## Records for this exercise

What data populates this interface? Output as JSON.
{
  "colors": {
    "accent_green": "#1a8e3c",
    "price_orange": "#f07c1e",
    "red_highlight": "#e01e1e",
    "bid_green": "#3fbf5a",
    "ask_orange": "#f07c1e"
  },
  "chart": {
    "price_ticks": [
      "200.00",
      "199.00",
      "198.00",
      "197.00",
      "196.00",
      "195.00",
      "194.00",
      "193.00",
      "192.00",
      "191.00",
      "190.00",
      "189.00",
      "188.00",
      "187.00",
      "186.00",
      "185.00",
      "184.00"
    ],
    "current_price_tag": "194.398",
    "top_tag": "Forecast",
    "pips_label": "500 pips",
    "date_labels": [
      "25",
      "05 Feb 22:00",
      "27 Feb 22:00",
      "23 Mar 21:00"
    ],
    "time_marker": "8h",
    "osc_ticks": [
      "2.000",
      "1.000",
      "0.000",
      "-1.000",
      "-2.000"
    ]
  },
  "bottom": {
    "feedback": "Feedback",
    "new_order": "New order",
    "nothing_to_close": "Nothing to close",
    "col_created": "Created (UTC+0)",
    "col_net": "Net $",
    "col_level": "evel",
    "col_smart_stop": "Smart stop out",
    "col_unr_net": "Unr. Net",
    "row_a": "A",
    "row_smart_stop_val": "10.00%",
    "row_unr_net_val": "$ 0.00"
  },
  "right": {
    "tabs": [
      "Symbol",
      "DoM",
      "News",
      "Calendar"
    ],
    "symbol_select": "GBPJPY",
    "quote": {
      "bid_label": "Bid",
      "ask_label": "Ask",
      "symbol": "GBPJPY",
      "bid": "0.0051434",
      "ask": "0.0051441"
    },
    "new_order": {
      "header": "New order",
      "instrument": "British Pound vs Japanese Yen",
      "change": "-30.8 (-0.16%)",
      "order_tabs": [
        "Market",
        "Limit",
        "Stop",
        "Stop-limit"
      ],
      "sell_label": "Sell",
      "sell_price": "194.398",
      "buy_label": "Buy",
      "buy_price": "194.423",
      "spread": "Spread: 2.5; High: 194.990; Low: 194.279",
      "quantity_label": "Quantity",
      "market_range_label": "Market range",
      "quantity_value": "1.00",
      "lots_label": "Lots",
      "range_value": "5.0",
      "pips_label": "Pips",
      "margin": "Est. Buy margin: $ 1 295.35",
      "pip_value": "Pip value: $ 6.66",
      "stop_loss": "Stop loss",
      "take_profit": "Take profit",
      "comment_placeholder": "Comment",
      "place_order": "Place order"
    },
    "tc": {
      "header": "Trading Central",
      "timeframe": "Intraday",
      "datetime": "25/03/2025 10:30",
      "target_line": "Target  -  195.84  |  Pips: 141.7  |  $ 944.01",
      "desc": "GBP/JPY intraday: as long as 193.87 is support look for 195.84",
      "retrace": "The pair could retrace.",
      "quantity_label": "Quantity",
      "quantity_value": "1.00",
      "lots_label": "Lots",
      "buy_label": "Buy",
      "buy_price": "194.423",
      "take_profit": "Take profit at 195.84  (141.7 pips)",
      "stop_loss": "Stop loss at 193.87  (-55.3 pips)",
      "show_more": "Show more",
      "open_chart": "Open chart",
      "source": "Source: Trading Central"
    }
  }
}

## What you are asked to do
Copy the data above in full, character for character.

## Result of the exercise
What data populates this interface? Output as JSON.
{
  "colors": {
    "accent_green": "#1a8e3c",
    "price_orange": "#f07c1e",
    "red_highlight": "#e01e1e",
    "bid_green": "#3fbf5a",
    "ask_orange": "#f07c1e"
  },
  "chart": {
    "price_ticks": [
      "200.00",
      "199.00",
      "198.00",
      "197.00",
      "196.00",
      "195.00",
      "194.00",
      "193.00",
      "192.00",
      "191.00",
      "190.00",
      "189.00",
      "188.00",
      "187.00",
      "186.00",
      "185.00",
      "184.00"
    ],
    "current_price_tag": "194.398",
    "top_tag": "Forecast",
    "pips_label": "500 pips",
    "date_labels": [
      "25",
      "05 Feb 22:00",
      "27 Feb 22:00",
      "23 Mar 21:00"
    ],
    "time_marker": "8h",
    "osc_ticks": [
      "2.000",
      "1.000",
      "0.000",
      "-1.000",
      "-2.000"
    ]
  },
  "bottom": {
    "feedback": "Feedback",
    "new_order": "New order",
    "nothing_to_close": "Nothing to close",
    "col_created": "Created (UTC+0)",
    "col_net": "Net $",
    "col_level": "evel",
    "col_smart_stop": "Smart stop out",
    "col_unr_net": "Unr. Net",
    "row_a": "A",
    "row_smart_stop_val": "10.00%",
    "row_unr_net_val": "$ 0.00"
  },
  "right": {
    "tabs": [
      "Symbol",
      "DoM",
      "News",
      "Calendar"
    ],
    "symbol_select": "GBPJPY",
    "quote": {
      "bid_label": "Bid",
      "ask_label": "Ask",
      "symbol": "GBPJPY",
      "bid": "0.0051434",
      "ask": "0.0051441"
    },
    "new_order": {
      "header": "New order",
      "instrument": "British Pound vs Japanese Yen",
      "change": "-30.8 (-0.16%)",
      "order_tabs": [
        "Market",
        "Limit",
        "Stop",
        "Stop-limit"
      ],
      "sell_label": "Sell",
      "sell_price": "194.398",
      "buy_label": "Buy",
      "buy_price": "194.423",
      "spread": "Spread: 2.5; High: 194.990; Low: 194.279",
      "quantity_label": "Quantity",
      "market_range_label": "Market range",
      "quantity_value": "1.00",
      "lots_label": "Lots",
      "range_value": "5.0",
      "pips_label": "Pips",
      "margin": "Est. Buy margin: $ 1 295.35",
      "pip_value": "Pip value: $ 6.66",
      "stop_loss": "Stop loss",
      "take_profit": "Take profit",
      "comment_placeholder": "Comment",
      "place_order": "Place order"
    },
    "tc": {
      "header": "Trading Central",
      "timeframe": "Intraday",
      "datetime": "25/03/2025 10:30",
      "target_line": "Target  -  195.84  |  Pips: 141.7  |  $ 944.01",
      "desc": "GBP/JPY intraday: as long as 193.87 is support look for 195.84",
      "retrace": "The pair could retrace.",
      "quantity_label": "Quantity",
      "quantity_value": "1.00",
      "lots_label": "Lots",
      "buy_label": "Buy",
      "buy_price": "194.423",
      "take_profit": "Take profit at 195.84  (141.7 pips)",
      "stop_loss": "Stop loss at 193.87  (-55.3 pips)",
      "show_more": "Show more",
      "open_chart": "Open chart",
      "source": "Source: Trading Central"
    }
  }
}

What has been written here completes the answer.